### Short task:
Pick out the lines in the listing below that contain the word "title" and copy them.

***** Listed records

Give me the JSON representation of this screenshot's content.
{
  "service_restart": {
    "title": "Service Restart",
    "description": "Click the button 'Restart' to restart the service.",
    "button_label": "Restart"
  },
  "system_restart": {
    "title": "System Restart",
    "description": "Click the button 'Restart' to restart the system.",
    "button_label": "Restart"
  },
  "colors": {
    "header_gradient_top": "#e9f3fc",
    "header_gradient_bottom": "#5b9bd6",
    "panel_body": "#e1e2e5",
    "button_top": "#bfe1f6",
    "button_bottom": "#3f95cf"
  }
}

**********

### Exercise answer:
    "title": "Service Restart",
    "title": "System Restart",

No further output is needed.